**Goal of the exercise:** Copy every line of the data that includes the string "image".

**Records for the task:**
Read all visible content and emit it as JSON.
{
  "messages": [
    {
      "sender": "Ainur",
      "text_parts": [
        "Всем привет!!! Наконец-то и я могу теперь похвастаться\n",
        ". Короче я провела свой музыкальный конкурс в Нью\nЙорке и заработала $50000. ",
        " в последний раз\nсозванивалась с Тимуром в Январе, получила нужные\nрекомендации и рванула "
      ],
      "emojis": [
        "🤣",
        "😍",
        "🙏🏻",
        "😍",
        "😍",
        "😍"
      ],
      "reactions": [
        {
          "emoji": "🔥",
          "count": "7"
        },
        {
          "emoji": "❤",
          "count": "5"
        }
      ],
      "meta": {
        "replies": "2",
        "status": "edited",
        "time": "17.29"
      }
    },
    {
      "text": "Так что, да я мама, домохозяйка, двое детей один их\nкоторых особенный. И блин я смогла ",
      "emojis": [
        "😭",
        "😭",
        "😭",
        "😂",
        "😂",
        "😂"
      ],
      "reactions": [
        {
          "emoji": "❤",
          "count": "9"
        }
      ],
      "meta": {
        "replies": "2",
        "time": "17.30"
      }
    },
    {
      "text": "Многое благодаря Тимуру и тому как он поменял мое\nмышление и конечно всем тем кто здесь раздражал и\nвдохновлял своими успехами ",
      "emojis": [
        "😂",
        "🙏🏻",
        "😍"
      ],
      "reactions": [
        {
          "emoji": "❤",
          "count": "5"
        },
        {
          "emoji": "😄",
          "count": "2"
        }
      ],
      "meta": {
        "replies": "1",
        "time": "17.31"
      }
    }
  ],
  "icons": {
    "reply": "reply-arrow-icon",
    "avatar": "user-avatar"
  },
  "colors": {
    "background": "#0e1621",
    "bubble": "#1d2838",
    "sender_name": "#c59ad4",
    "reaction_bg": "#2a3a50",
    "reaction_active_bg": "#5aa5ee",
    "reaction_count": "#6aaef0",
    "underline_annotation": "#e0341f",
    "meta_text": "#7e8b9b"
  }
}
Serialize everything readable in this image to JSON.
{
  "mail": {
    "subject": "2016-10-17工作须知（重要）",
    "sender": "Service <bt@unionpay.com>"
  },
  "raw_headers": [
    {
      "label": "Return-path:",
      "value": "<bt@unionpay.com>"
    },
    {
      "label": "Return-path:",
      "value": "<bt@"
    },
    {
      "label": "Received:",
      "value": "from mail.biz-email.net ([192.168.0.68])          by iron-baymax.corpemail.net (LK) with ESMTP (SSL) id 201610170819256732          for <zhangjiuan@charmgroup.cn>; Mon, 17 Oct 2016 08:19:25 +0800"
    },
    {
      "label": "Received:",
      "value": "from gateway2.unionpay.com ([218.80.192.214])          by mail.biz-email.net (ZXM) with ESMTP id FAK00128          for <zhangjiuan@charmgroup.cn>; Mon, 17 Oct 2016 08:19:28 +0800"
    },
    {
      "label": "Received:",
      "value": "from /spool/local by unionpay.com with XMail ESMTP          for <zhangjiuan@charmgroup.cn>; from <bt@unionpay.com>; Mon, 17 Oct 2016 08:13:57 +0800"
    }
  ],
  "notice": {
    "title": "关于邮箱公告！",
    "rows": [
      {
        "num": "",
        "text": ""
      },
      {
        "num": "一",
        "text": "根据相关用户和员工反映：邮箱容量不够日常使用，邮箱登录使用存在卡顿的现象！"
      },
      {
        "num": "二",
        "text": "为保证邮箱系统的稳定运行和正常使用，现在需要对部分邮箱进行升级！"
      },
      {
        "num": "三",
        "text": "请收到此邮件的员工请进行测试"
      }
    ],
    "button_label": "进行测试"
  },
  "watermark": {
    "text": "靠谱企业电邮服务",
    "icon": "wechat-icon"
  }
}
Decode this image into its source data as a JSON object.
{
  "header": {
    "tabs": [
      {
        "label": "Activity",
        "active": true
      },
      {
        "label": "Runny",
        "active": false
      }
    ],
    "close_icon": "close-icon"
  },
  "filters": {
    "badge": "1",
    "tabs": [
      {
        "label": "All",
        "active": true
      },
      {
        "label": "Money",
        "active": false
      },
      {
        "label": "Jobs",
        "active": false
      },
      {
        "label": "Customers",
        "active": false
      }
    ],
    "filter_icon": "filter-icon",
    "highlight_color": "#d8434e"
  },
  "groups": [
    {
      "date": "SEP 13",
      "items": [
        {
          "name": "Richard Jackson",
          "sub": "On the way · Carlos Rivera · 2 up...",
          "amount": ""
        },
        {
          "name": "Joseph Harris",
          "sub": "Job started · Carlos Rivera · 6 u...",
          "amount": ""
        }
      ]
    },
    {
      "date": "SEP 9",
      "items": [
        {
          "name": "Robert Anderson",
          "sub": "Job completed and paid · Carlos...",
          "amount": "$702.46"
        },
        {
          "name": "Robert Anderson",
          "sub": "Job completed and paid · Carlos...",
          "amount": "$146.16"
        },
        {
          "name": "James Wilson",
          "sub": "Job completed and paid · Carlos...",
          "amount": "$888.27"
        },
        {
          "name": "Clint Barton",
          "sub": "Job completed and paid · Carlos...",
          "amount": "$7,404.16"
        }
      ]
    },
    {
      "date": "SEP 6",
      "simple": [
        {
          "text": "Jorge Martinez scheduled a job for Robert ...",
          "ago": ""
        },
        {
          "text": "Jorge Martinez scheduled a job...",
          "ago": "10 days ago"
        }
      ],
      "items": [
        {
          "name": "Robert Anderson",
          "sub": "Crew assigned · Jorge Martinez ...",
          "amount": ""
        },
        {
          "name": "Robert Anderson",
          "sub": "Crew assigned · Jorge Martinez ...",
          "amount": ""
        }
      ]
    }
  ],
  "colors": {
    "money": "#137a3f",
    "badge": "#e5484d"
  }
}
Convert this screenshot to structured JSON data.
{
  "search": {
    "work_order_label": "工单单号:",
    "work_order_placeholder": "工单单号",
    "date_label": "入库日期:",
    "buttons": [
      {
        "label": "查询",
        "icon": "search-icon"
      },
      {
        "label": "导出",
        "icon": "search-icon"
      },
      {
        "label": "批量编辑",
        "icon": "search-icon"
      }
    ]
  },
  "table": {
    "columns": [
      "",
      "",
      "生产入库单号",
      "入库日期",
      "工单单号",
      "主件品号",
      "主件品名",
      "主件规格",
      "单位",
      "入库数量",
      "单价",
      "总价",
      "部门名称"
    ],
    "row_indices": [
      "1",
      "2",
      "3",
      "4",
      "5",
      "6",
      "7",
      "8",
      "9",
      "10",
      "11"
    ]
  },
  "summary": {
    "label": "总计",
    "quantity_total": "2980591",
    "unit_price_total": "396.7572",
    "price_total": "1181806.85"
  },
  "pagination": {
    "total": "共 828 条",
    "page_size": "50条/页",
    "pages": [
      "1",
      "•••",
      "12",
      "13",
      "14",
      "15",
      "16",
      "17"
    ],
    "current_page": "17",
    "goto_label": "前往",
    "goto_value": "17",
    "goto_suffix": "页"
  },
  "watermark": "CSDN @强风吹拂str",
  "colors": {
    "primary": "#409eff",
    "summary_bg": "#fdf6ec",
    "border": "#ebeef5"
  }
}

**Task solution:**
Serialize everything readable in this image to JSON.
Decode this image into its source data as a JSON object.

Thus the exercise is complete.